◆ **Aim of the exercise**
What follows is a block of records; restate each one word for word.

──────── Task data ────────

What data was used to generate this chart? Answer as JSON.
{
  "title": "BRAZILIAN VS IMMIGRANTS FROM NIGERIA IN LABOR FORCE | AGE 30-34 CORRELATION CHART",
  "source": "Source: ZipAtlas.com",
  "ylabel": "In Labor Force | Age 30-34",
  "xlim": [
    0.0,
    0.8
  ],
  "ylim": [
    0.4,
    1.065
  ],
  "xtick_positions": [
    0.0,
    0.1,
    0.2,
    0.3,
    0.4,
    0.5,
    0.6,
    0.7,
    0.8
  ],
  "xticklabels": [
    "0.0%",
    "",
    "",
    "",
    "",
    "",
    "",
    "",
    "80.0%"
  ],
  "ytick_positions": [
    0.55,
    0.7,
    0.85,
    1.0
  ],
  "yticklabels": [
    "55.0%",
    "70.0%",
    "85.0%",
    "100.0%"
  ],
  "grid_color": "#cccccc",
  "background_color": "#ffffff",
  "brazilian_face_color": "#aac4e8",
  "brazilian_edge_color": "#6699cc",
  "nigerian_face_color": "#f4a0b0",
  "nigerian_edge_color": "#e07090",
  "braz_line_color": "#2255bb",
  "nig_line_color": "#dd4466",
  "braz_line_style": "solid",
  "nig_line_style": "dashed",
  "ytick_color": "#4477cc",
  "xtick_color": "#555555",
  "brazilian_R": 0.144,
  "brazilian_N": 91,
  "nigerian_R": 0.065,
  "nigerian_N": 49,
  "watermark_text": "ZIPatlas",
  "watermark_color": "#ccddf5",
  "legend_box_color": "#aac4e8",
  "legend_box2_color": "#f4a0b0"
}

────────

◆ **Result of the exercise**
What data was used to generate this chart? Answer as JSON.
{
  "title": "BRAZILIAN VS IMMIGRANTS FROM NIGERIA IN LABOR FORCE | AGE 30-34 CORRELATION CHART",
  "source": "Source: ZipAtlas.com",
  "ylabel": "In Labor Force | Age 30-34",
  "xlim": [
    0.0,
    0.8
  ],
  "ylim": [
    0.4,
    1.065
  ],
  "xtick_positions": [
    0.0,
    0.1,
    0.2,
    0.3,
    0.4,
    0.5,
    0.6,
    0.7,
    0.8
  ],
  "xticklabels": [
    "0.0%",
    "",
    "",
    "",
    "",
    "",
    "",
    "",
    "80.0%"
  ],
  "ytick_positions": [
    0.55,
    0.7,
    0.85,
    1.0
  ],
  "yticklabels": [
    "55.0%",
    "70.0%",
    "85.0%",
    "100.0%"
  ],
  "grid_color": "#cccccc",
  "background_color": "#ffffff",
  "brazilian_face_color": "#aac4e8",
  "brazilian_edge_color": "#6699cc",
  "nigerian_face_color": "#f4a0b0",
  "nigerian_edge_color": "#e07090",
  "braz_line_color": "#2255bb",
  "nig_line_color": "#dd4466",
  "braz_line_style": "solid",
  "nig_line_style": "dashed",
  "ytick_color": "#4477cc",
  "xtick_color": "#555555",
  "brazilian_R": 0.144,
  "brazilian_N": 91,
  "nigerian_R": 0.065,
  "nigerian_N": 49,
  "watermark_text": "ZIPatlas",
  "watermark_color": "#ccddf5",
  "legend_box_color": "#aac4e8",
  "legend_box2_color": "#f4a0b0"
}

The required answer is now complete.